- Part of a data file -
□ □ □
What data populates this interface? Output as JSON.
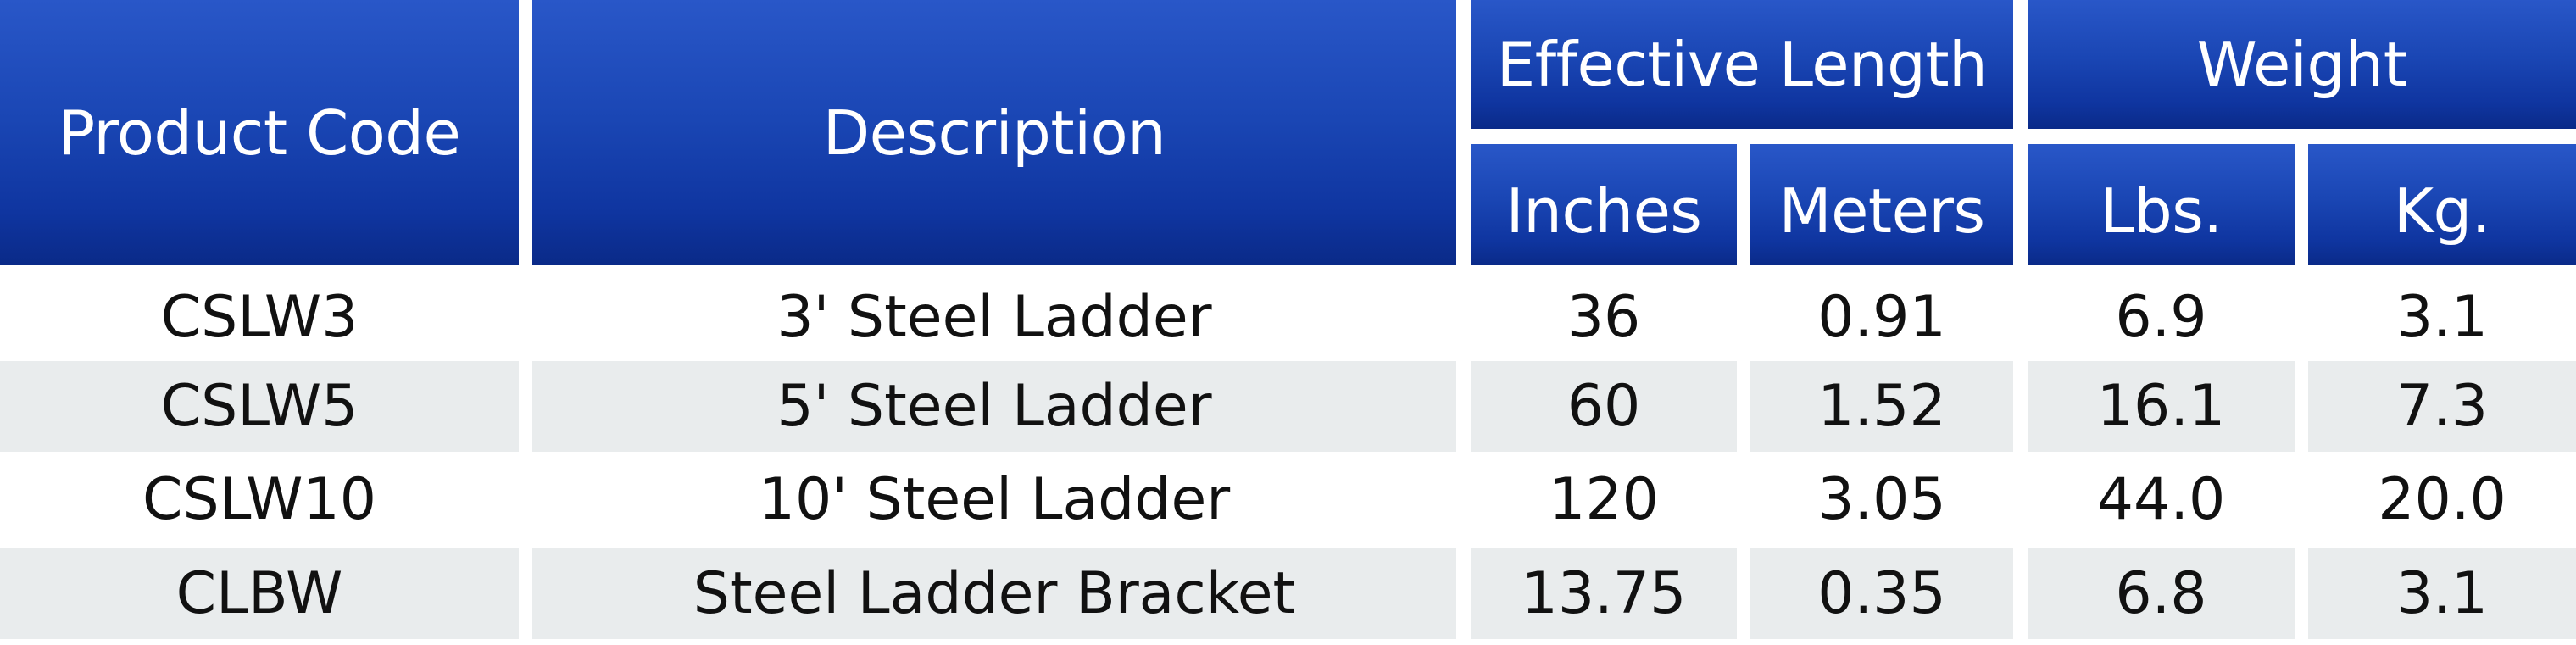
{
  "table": {
    "headers": {
      "product_code": "Product Code",
      "description": "Description",
      "effective_length": "Effective Length",
      "weight": "Weight",
      "inches": "Inches",
      "meters": "Meters",
      "lbs": "Lbs.",
      "kg": "Kg."
    },
    "rows": [
      {
        "code": "CSLW3",
        "description": "3' Steel Ladder",
        "inches": "36",
        "meters": "0.91",
        "lbs": "6.9",
        "kg": "3.1"
      },
      {
        "code": "CSLW5",
        "description": "5' Steel Ladder",
        "inches": "60",
        "meters": "1.52",
        "lbs": "16.1",
        "kg": "7.3"
      },
      {
        "code": "CSLW10",
        "description": "10' Steel Ladder",
        "inches": "120",
        "meters": "3.05",
        "lbs": "44.0",
        "kg": "20.0"
      },
      {
        "code": "CLBW",
        "description": "Steel Ladder Bracket",
        "inches": "13.75",
        "meters": "0.35",
        "lbs": "6.8",
        "kg": "3.1"
      }
    ],
    "colors": {
      "header_top": "#2957c8",
      "header_bottom": "#0a2a88",
      "header_text": "#ffffff",
      "alt_row_bg": "#e9eced",
      "row_text": "#111111"
    }
  }
}
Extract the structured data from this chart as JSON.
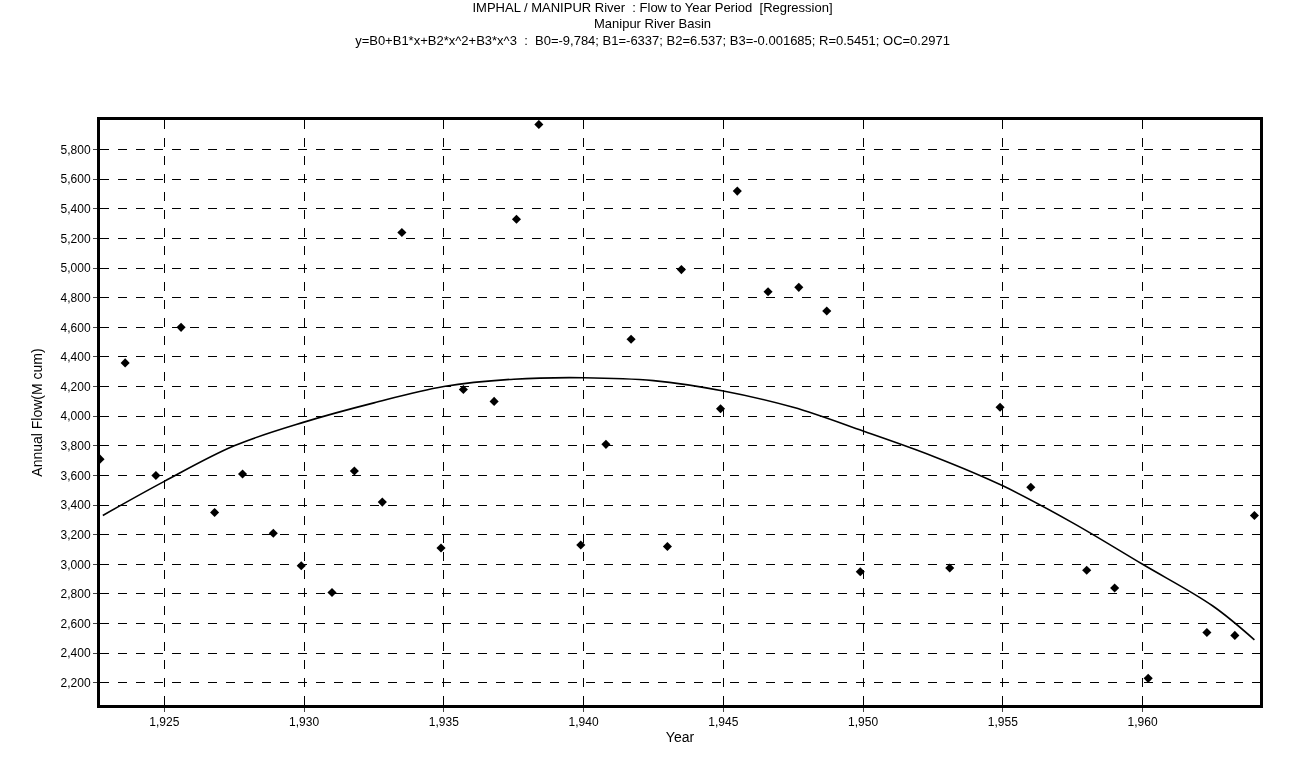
□ □ □
- What you need to do -
Search the records for the word "meters" and copy every line where it occurs.

- Exercise result -
      "meters": "Meters",
        "meters": "0.91",
        "meters": "1.52",
        "meters": "3.05",
        "meters": "0.35",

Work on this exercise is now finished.